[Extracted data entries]
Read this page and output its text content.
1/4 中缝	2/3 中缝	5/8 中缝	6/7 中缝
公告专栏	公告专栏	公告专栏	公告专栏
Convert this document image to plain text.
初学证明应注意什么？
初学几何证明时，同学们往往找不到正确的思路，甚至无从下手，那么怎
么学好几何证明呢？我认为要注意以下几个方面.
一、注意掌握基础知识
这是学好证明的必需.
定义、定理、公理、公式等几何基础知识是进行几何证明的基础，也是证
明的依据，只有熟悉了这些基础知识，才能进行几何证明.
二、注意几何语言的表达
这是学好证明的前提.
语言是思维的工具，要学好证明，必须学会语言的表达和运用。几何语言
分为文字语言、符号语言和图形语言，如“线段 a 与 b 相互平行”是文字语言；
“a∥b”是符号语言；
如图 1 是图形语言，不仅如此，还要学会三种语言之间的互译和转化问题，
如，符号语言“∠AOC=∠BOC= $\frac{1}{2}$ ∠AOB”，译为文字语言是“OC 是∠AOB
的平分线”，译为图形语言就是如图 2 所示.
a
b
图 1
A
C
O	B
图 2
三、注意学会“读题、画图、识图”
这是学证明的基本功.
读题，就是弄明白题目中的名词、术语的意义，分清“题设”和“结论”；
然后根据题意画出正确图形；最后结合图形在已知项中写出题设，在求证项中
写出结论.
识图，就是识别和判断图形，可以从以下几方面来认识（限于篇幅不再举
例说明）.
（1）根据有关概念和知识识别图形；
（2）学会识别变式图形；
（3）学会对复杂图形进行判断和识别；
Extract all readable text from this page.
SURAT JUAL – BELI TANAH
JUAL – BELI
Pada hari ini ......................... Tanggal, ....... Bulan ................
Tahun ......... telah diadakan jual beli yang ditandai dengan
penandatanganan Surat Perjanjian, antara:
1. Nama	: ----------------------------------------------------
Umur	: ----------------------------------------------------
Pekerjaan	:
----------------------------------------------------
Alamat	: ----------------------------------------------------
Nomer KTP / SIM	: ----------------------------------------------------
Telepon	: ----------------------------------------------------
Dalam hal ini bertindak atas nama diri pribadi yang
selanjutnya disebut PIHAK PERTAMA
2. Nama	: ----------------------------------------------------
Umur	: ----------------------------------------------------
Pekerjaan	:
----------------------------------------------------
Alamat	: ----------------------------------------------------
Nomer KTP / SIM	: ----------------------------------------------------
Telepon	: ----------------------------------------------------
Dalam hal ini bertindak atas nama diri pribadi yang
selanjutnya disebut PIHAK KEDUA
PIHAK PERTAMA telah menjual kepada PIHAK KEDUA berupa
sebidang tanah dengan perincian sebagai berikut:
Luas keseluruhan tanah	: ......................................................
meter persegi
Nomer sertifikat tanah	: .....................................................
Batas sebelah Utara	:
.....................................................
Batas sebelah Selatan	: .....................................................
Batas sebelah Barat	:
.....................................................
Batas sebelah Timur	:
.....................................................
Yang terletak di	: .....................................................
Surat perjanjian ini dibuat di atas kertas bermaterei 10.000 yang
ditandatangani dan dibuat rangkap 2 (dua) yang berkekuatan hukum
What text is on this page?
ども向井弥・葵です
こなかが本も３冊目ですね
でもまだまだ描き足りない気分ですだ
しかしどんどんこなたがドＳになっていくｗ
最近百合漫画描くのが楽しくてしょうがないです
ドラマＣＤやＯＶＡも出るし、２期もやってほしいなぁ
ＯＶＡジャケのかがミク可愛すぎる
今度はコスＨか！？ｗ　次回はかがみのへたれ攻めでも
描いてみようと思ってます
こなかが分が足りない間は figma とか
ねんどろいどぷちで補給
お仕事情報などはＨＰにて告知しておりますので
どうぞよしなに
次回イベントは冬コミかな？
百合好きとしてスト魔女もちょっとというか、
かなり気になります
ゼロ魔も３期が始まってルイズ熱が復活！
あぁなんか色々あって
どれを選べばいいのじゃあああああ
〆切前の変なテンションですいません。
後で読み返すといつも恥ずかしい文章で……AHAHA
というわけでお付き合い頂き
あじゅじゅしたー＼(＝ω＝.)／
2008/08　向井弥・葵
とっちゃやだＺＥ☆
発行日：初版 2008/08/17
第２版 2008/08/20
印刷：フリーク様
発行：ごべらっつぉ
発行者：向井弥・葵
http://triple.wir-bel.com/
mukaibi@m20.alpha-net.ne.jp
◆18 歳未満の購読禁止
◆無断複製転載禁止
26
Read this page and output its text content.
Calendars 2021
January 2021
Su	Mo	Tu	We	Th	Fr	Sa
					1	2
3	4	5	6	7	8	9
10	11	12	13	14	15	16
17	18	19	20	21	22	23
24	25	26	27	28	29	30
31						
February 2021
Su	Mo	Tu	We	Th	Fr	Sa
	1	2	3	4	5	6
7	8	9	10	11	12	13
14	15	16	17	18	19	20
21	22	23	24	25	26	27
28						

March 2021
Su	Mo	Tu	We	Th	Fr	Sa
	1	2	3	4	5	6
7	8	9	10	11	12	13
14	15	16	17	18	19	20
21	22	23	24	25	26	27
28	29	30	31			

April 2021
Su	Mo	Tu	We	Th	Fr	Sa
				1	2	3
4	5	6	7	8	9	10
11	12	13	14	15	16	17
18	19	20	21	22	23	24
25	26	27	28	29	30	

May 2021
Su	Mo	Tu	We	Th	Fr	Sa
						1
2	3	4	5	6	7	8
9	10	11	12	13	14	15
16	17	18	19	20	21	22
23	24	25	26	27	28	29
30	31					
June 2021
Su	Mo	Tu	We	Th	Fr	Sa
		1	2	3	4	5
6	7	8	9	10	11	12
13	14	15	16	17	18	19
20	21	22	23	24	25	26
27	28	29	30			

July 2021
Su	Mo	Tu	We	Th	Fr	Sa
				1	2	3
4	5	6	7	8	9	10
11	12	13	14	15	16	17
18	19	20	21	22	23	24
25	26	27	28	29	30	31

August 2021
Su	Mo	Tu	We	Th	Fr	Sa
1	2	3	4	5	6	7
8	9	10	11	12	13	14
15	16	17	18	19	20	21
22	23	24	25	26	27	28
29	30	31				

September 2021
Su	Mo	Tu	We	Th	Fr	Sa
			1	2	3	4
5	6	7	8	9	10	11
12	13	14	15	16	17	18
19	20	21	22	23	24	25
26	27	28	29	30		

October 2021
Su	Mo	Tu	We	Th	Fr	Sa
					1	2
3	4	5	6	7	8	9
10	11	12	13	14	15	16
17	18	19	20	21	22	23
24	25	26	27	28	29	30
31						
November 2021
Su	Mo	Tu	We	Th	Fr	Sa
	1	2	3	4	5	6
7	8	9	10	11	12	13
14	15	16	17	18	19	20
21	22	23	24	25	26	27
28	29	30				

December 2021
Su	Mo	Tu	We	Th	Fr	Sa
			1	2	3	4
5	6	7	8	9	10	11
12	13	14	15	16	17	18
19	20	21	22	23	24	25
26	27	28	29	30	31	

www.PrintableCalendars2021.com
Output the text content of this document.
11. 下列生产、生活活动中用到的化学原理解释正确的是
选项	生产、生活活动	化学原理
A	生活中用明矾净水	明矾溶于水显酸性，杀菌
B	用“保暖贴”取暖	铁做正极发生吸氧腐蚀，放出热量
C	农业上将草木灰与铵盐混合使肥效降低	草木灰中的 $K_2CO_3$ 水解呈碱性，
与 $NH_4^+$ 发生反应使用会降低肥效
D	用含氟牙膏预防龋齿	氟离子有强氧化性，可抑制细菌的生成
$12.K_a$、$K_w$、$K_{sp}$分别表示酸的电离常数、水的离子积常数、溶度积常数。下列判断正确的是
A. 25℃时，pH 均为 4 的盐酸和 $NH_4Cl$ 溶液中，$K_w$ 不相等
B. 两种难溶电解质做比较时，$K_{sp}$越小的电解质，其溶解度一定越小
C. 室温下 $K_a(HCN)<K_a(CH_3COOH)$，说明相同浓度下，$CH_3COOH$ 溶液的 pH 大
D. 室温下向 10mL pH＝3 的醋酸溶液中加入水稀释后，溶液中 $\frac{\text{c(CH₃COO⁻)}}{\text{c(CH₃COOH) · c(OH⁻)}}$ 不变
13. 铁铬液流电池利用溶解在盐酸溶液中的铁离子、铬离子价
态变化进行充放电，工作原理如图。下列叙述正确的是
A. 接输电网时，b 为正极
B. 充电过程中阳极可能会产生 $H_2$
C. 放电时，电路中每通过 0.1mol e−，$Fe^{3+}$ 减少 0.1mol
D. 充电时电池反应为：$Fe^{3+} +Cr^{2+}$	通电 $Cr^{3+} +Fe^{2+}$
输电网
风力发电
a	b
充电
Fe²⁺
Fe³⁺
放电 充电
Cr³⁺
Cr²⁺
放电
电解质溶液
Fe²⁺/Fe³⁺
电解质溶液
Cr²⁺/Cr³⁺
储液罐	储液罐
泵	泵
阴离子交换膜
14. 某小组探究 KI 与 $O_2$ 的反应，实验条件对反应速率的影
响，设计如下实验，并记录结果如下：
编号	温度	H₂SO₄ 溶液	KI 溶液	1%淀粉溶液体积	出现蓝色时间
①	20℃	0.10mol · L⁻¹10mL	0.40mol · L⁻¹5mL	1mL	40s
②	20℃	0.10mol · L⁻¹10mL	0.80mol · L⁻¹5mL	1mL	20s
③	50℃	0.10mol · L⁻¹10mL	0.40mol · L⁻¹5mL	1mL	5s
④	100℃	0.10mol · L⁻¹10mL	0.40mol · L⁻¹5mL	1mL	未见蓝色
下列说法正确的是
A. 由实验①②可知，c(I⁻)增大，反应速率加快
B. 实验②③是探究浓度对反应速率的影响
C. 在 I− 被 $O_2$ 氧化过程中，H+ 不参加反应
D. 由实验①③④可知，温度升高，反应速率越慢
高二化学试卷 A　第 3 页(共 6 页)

### SET TASK
Working from the listing above, pick out every line that has "PIHAK" and copy it.

### REPLY TO THE EXERCISE
selanjutnya disebut PIHAK PERTAMA
selanjutnya disebut PIHAK KEDUA
PIHAK PERTAMA telah menjual kepada PIHAK KEDUA berupa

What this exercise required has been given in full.